• **Entries**
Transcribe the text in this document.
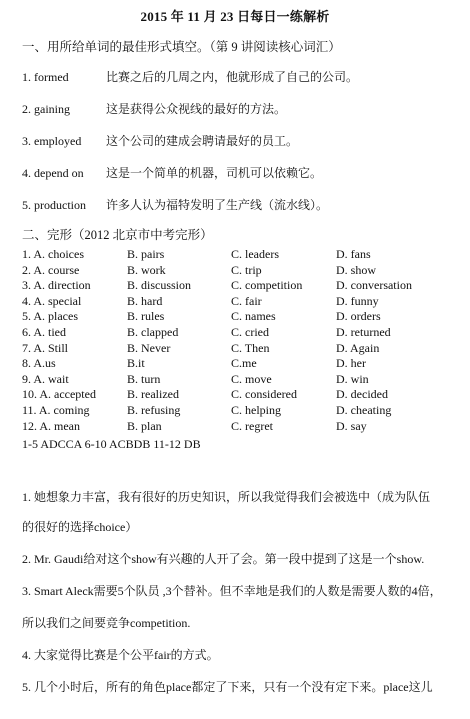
2015 年 11 月 23 日每日一练解析
一、用所给单词的最佳形式填空。（第 9 讲阅读核心词汇）
1. formed	比赛之后的几周之内，他就形成了自己的公司。
2. gaining	这是获得公众视线的最好的方法。
3. employed 这个公司的建成会聘请最好的员工。
4. depend on 这是一个简单的机器，司机可以依赖它。
5. production 许多人认为福特发明了生产线（流水线）。
二、完形（2012 北京市中考完形）
1. A. choices	B. pairs	C. leaders	D. fans
2. A. course	B. work	C. trip	D. show
3. A. direction	B. discussion	C. competition	D. conversation
4. A. special	B. hard	C. fair	D. funny
5. A. places	B. rules	C. names	D. orders
6. A. tied	B. clapped	C. cried	D. returned
7. A. Still	B. Never	C. Then	D. Again
8. A.us	B.it	C.me	D. her
9. A. wait	B. turn	C. move	D. win
10. A. accepted	B. realized	C. considered	D. decided
11. A. coming	B. refusing	C. helping	D. cheating
12. A. mean	B. plan	C. regret	D. say
1-5 ADCCA 6-10 ACBDB 11-12 DB
1. 她想象力丰富，我有很好的历史知识，所以我觉得我们会被选中（成为队伍
的很好的选择choice）
2. Mr. Gaudi给对这个show有兴趣的人开了会。第一段中提到了这是一个show.
3. Smart Aleck需要5个队员 ,3个替补。但不幸地是我们的人数是需要人数的4倍，
所以我们之间要竞争competition.
4. 大家觉得比赛是个公平fair的方式。
5. 几个小时后，所有的角色place都定了下来，只有一个没有定下来。place这儿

• **Exercise brief**
Repeat verbatim all the material, but not the pictures.

• **Task result**
Transcribe the text in this document.
2015 年 11 月 23 日每日一练解析
一、用所给单词的最佳形式填空。（第 9 讲阅读核心词汇）
1. formed	比赛之后的几周之内，他就形成了自己的公司。
2. gaining	这是获得公众视线的最好的方法。
3. employed 这个公司的建成会聘请最好的员工。
4. depend on 这是一个简单的机器，司机可以依赖它。
5. production 许多人认为福特发明了生产线（流水线）。
二、完形（2012 北京市中考完形）
1. A. choices	B. pairs	C. leaders	D. fans
2. A. course	B. work	C. trip	D. show
3. A. direction	B. discussion	C. competition	D. conversation
4. A. special	B. hard	C. fair	D. funny
5. A. places	B. rules	C. names	D. orders
6. A. tied	B. clapped	C. cried	D. returned
7. A. Still	B. Never	C. Then	D. Again
8. A.us	B.it	C.me	D. her
9. A. wait	B. turn	C. move	D. win
10. A. accepted	B. realized	C. considered	D. decided
11. A. coming	B. refusing	C. helping	D. cheating
12. A. mean	B. plan	C. regret	D. say
1-5 ADCCA 6-10 ACBDB 11-12 DB
1. 她想象力丰富，我有很好的历史知识，所以我觉得我们会被选中（成为队伍
的很好的选择choice）
2. Mr. Gaudi给对这个show有兴趣的人开了会。第一段中提到了这是一个show.
3. Smart Aleck需要5个队员 ,3个替补。但不幸地是我们的人数是需要人数的4倍，
所以我们之间要竞争competition.
4. 大家觉得比赛是个公平fair的方式。
5. 几个小时后，所有的角色place都定了下来，只有一个没有定下来。place这儿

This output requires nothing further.